■ **Supplied records**
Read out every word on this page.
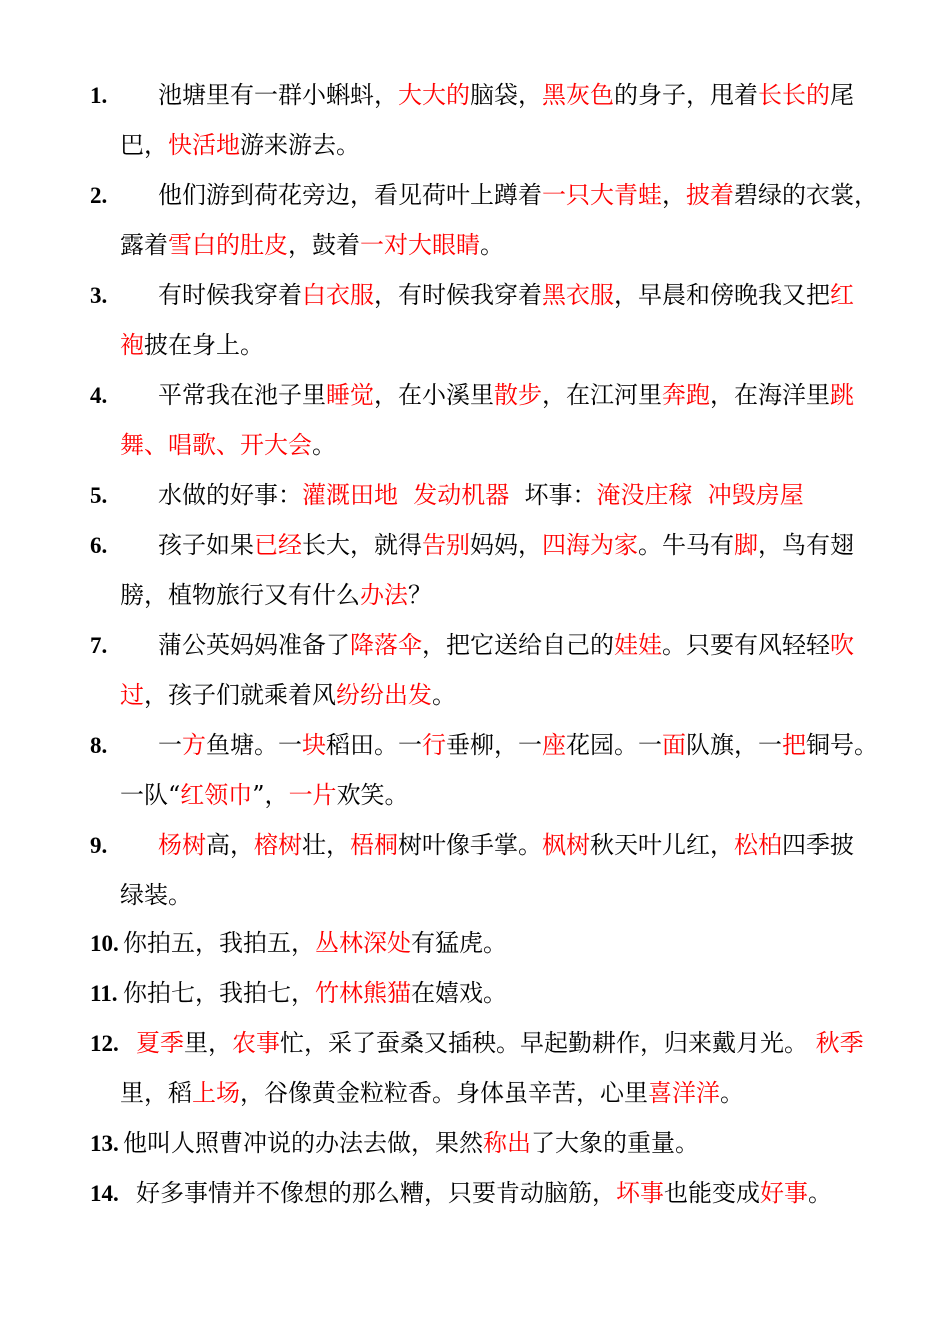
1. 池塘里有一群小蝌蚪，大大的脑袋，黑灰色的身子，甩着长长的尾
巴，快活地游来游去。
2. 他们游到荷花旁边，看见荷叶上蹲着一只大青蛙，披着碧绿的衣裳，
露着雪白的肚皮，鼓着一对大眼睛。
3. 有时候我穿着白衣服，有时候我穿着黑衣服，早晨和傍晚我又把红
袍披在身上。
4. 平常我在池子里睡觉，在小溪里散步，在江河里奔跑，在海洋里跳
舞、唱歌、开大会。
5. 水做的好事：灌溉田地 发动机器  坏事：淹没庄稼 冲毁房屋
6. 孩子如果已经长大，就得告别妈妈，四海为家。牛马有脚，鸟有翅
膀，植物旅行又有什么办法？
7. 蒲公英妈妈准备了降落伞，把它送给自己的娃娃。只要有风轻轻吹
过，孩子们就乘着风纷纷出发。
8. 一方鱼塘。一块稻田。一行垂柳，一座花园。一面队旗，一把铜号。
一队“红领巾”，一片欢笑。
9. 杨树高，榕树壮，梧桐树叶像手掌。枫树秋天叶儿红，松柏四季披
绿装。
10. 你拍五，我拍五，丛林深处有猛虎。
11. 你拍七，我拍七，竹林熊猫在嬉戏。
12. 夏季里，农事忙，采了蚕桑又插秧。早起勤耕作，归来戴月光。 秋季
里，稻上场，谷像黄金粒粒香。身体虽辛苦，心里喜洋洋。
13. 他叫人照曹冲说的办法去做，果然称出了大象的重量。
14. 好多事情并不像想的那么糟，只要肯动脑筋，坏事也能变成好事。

■ **The problem**
Retype the entries word for word. Omit any images.

■ **Solved problem**
Read out every word on this page.
1. 池塘里有一群小蝌蚪，大大的脑袋，黑灰色的身子，甩着长长的尾
巴，快活地游来游去。
2. 他们游到荷花旁边，看见荷叶上蹲着一只大青蛙，披着碧绿的衣裳，
露着雪白的肚皮，鼓着一对大眼睛。
3. 有时候我穿着白衣服，有时候我穿着黑衣服，早晨和傍晚我又把红
袍披在身上。
4. 平常我在池子里睡觉，在小溪里散步，在江河里奔跑，在海洋里跳
舞、唱歌、开大会。
5. 水做的好事：灌溉田地 发动机器  坏事：淹没庄稼 冲毁房屋
6. 孩子如果已经长大，就得告别妈妈，四海为家。牛马有脚，鸟有翅
膀，植物旅行又有什么办法？
7. 蒲公英妈妈准备了降落伞，把它送给自己的娃娃。只要有风轻轻吹
过，孩子们就乘着风纷纷出发。
8. 一方鱼塘。一块稻田。一行垂柳，一座花园。一面队旗，一把铜号。
一队“红领巾”，一片欢笑。
9. 杨树高，榕树壮，梧桐树叶像手掌。枫树秋天叶儿红，松柏四季披
绿装。
10. 你拍五，我拍五，丛林深处有猛虎。
11. 你拍七，我拍七，竹林熊猫在嬉戏。
12. 夏季里，农事忙，采了蚕桑又插秧。早起勤耕作，归来戴月光。 秋季
里，稻上场，谷像黄金粒粒香。身体虽辛苦，心里喜洋洋。
13. 他叫人照曹冲说的办法去做，果然称出了大象的重量。
14. 好多事情并不像想的那么糟，只要肯动脑筋，坏事也能变成好事。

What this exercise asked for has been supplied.